Output the full listing below exactly, without the pictures.

### DATA TO USE
<<<<

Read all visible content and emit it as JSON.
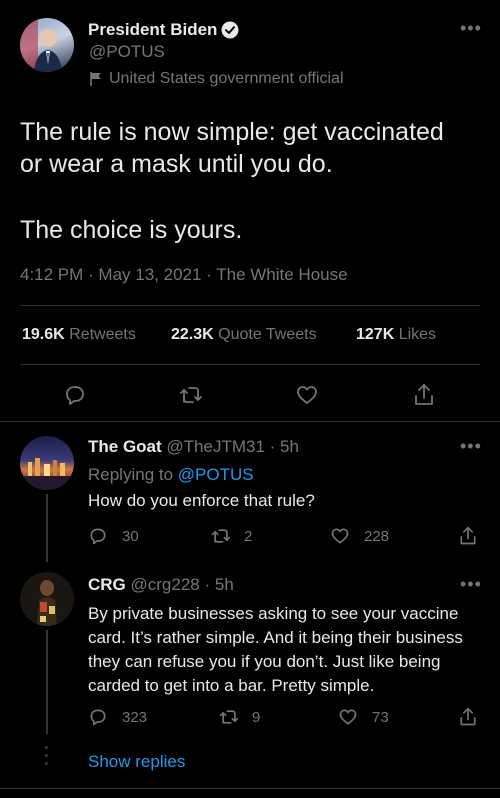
{
  "main_tweet": {
    "author_name": "President Biden",
    "handle": "@POTUS",
    "affiliation": "United States government official",
    "text_line1": "The rule is now simple: get vaccinated",
    "text_line2": "or wear a mask until you do.",
    "text_line3": "The choice is yours.",
    "meta": "4:12 PM · May 13, 2021 · The White House",
    "stats": {
      "retweets_count": "19.6K",
      "retweets_label": "Retweets",
      "quotes_count": "22.3K",
      "quotes_label": "Quote Tweets",
      "likes_count": "127K",
      "likes_label": "Likes"
    }
  },
  "replies": [
    {
      "name": "The Goat",
      "handle_time": "@TheJTM31 · 5h",
      "replying_prefix": "Replying to",
      "replying_to": "@POTUS",
      "text": "How do you enforce that rule?",
      "reply_count": "30",
      "retweet_count": "2",
      "like_count": "228"
    },
    {
      "name": "CRG",
      "handle_time": "@crg228 · 5h",
      "text_line1": "By private businesses asking to see your vaccine",
      "text_line2": "card. It’s rather simple. And it being their business",
      "text_line3": "they can refuse you if you don’t. Just like being",
      "text_line4": "carded to get into a bar. Pretty simple.",
      "reply_count": "323",
      "retweet_count": "9",
      "like_count": "73"
    }
  ],
  "show_replies_label": "Show replies",
  "colors": {
    "accent": "#1d9bf0",
    "muted": "#71767b",
    "background": "#000000"
  }
}
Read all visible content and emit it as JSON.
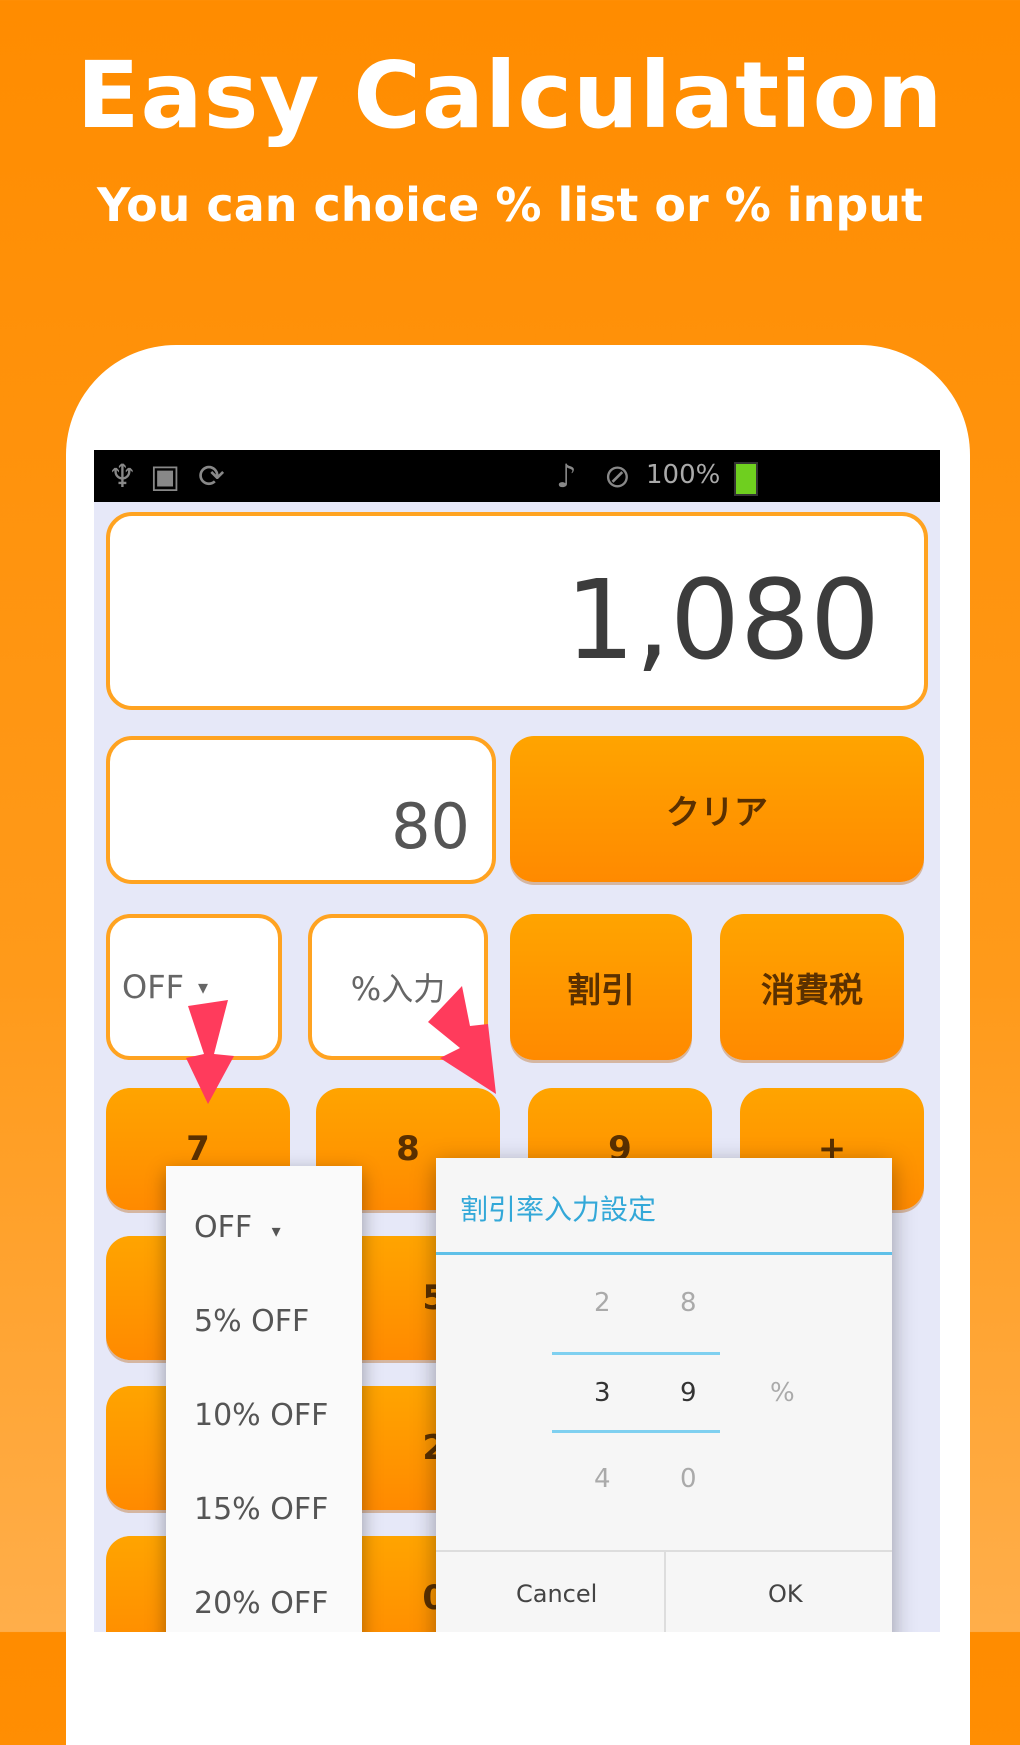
{
  "hero": {
    "title": "Easy Calculation",
    "subtitle": "You can choice % list or % input"
  },
  "statusbar": {
    "battery_text": "100%",
    "icons": [
      "usb-icon",
      "image-icon",
      "sync-icon",
      "mute-icon",
      "alarm-icon",
      "battery-icon"
    ]
  },
  "calculator": {
    "display_value": "1,080",
    "input_value": "80",
    "clear_label": "クリア",
    "percent_select_value": "OFF",
    "percent_input_label": "%入力",
    "discount_label": "割引",
    "tax_label": "消費税",
    "keys_row1": [
      "7",
      "8",
      "9",
      "+"
    ],
    "keys_col_middle": [
      "5",
      "2",
      "0"
    ]
  },
  "dropdown": {
    "items": [
      "OFF",
      "5% OFF",
      "10% OFF",
      "15% OFF",
      "20% OFF"
    ]
  },
  "dialog": {
    "title": "割引率入力設定",
    "picker_tens": [
      "2",
      "3",
      "4"
    ],
    "picker_ones": [
      "8",
      "9",
      "0"
    ],
    "unit": "%",
    "cancel": "Cancel",
    "ok": "OK"
  },
  "colors": {
    "background": "#ff8c00",
    "accent_orange": "#ffa321",
    "arrow_red": "#ff3b5c",
    "dialog_blue": "#33a8d8"
  }
}
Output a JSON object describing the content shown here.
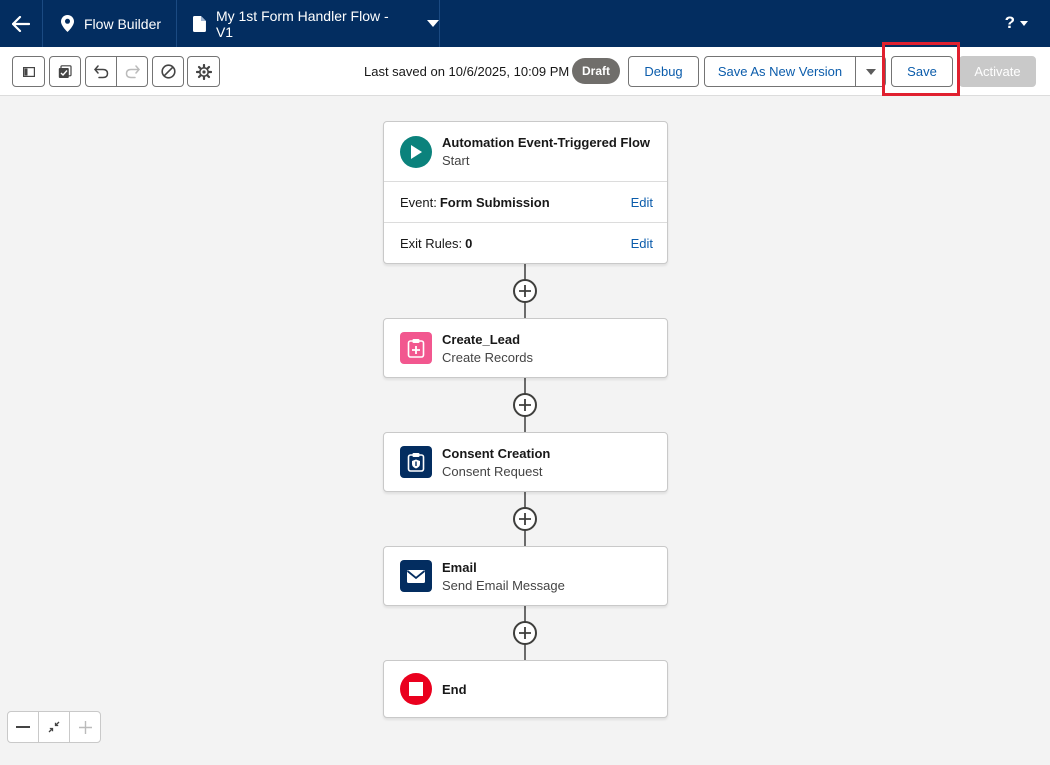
{
  "topbar": {
    "app_name": "Flow Builder",
    "flow_name": "My 1st Form Handler Flow - V1",
    "help_label": "?"
  },
  "toolbar": {
    "last_saved": "Last saved on 10/6/2025, 10:09 PM",
    "status_badge": "Draft",
    "debug_label": "Debug",
    "save_as_new_label": "Save As New Version",
    "save_label": "Save",
    "activate_label": "Activate"
  },
  "nodes": {
    "start": {
      "title": "Automation Event-Triggered Flow",
      "subtitle": "Start",
      "event_label": "Event:",
      "event_value": "Form Submission",
      "exit_label": "Exit Rules:",
      "exit_value": "0",
      "edit_label": "Edit"
    },
    "create_lead": {
      "title": "Create_Lead",
      "subtitle": "Create Records"
    },
    "consent": {
      "title": "Consent Creation",
      "subtitle": "Consent Request"
    },
    "email": {
      "title": "Email",
      "subtitle": "Send Email Message"
    },
    "end": {
      "title": "End"
    }
  },
  "colors": {
    "navy": "#032d60",
    "start_icon": "#0b827c",
    "create_icon": "#f2578f",
    "consent_icon": "#032d60",
    "email_icon": "#032d60",
    "end_icon": "#ea001e",
    "link": "#0b5cab",
    "highlight": "#e0202f"
  },
  "icons": {
    "back": "arrow-left-icon",
    "app": "location-pin-icon",
    "flow": "document-icon",
    "toggle_panel": "panel-icon",
    "check": "checklist-icon",
    "undo": "undo-icon",
    "redo": "redo-icon",
    "errors": "ban-icon",
    "settings": "gear-icon"
  }
}
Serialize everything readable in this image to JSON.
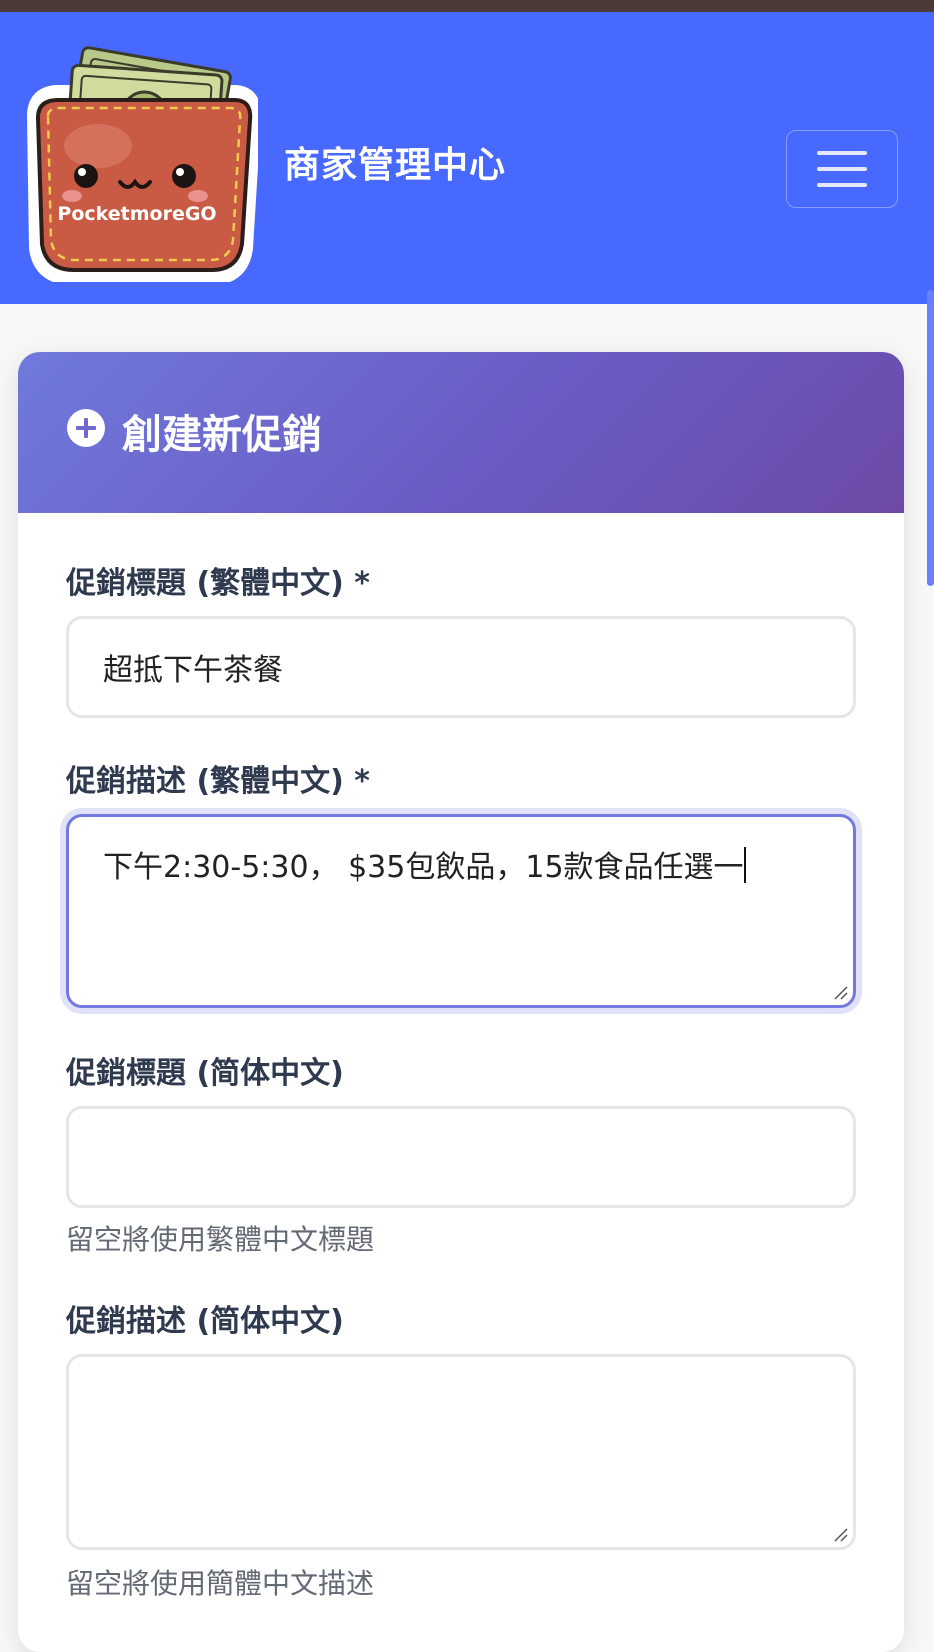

>>>>

### ANSWER TO THIS PROBLEM
Read all visible content and emit it as JSON.
{
  "main_tweet": {
    "author_name": "President Biden",
    "handle": "@POTUS",
    "affiliation": "United States government official",
    "text_line1": "The rule is now simple: get vaccinated",
    "text_line2": "or wear a mask until you do.",
    "text_line3": "The choice is yours.",
    "meta": "4:12 PM · May 13, 2021 · The White House",
    "stats": {
      "retweets_count": "19.6K",
      "retweets_label": "Retweets",
      "quotes_count": "22.3K",
      "quotes_label": "Quote Tweets",
      "likes_count": "127K",
      "likes_label": "Likes"
    }
  },
  "replies": [
    {
      "name": "The Goat",
      "handle_time": "@TheJTM31 · 5h",
      "replying_prefix": "Replying to",
      "replying_to": "@POTUS",
      "text": "How do you enforce that rule?",
      "reply_count": "30",
      "retweet_count": "2",
      "like_count": "228"
    },
    {
      "name": "CRG",
      "handle_time": "@crg228 · 5h",
      "text_line1": "By private businesses asking to see your vaccine",
      "text_line2": "card. It’s rather simple. And it being their business",
      "text_line3": "they can refuse you if you don’t. Just like being",
      "text_line4": "carded to get into a bar. Pretty simple.",
      "reply_count": "323",
      "retweet_count": "9",
      "like_count": "73"
    }
  ],
  "show_replies_label": "Show replies",
  "colors": {
    "accent": "#1d9bf0",
    "muted": "#71767b",
    "background": "#000000"
  }
}
Read all visible content and emit it as JSON.
{
  "hero": {
    "title": "Easy Calculation",
    "subtitle": "You can choice % list or % input"
  },
  "statusbar": {
    "battery_text": "100%",
    "icons": [
      "usb-icon",
      "image-icon",
      "sync-icon",
      "mute-icon",
      "alarm-icon",
      "battery-icon"
    ]
  },
  "calculator": {
    "display_value": "1,080",
    "input_value": "80",
    "clear_label": "クリア",
    "percent_select_value": "OFF",
    "percent_input_label": "%入力",
    "discount_label": "割引",
    "tax_label": "消費税",
    "keys_row1": [
      "7",
      "8",
      "9",
      "+"
    ],
    "keys_col_middle": [
      "5",
      "2",
      "0"
    ]
  },
  "dropdown": {
    "items": [
      "OFF",
      "5% OFF",
      "10% OFF",
      "15% OFF",
      "20% OFF"
    ]
  },
  "dialog": {
    "title": "割引率入力設定",
    "picker_tens": [
      "2",
      "3",
      "4"
    ],
    "picker_ones": [
      "8",
      "9",
      "0"
    ],
    "unit": "%",
    "cancel": "Cancel",
    "ok": "OK"
  },
  "colors": {
    "background": "#ff8c00",
    "accent_orange": "#ffa321",
    "arrow_red": "#ff3b5c",
    "dialog_blue": "#33a8d8"
  }
}
Output a JSON object describing the content shown here.
{
  "topbar": {
    "app_name": "Flow Builder",
    "flow_name": "My 1st Form Handler Flow - V1",
    "help_label": "?"
  },
  "toolbar": {
    "last_saved": "Last saved on 10/6/2025, 10:09 PM",
    "status_badge": "Draft",
    "debug_label": "Debug",
    "save_as_new_label": "Save As New Version",
    "save_label": "Save",
    "activate_label": "Activate"
  },
  "nodes": {
    "start": {
      "title": "Automation Event-Triggered Flow",
      "subtitle": "Start",
      "event_label": "Event:",
      "event_value": "Form Submission",
      "exit_label": "Exit Rules:",
      "exit_value": "0",
      "edit_label": "Edit"
    },
    "create_lead": {
      "title": "Create_Lead",
      "subtitle": "Create Records"
    },
    "consent": {
      "title": "Consent Creation",
      "subtitle": "Consent Request"
    },
    "email": {
      "title": "Email",
      "subtitle": "Send Email Message"
    },
    "end": {
      "title": "End"
    }
  },
  "colors": {
    "navy": "#032d60",
    "start_icon": "#0b827c",
    "create_icon": "#f2578f",
    "consent_icon": "#032d60",
    "email_icon": "#032d60",
    "end_icon": "#ea001e",
    "link": "#0b5cab",
    "highlight": "#e0202f"
  },
  "icons": {
    "back": "arrow-left-icon",
    "app": "location-pin-icon",
    "flow": "document-icon",
    "toggle_panel": "panel-icon",
    "check": "checklist-icon",
    "undo": "undo-icon",
    "redo": "redo-icon",
    "errors": "ban-icon",
    "settings": "gear-icon"
  }
}
Serialize everything readable in this image to JSON.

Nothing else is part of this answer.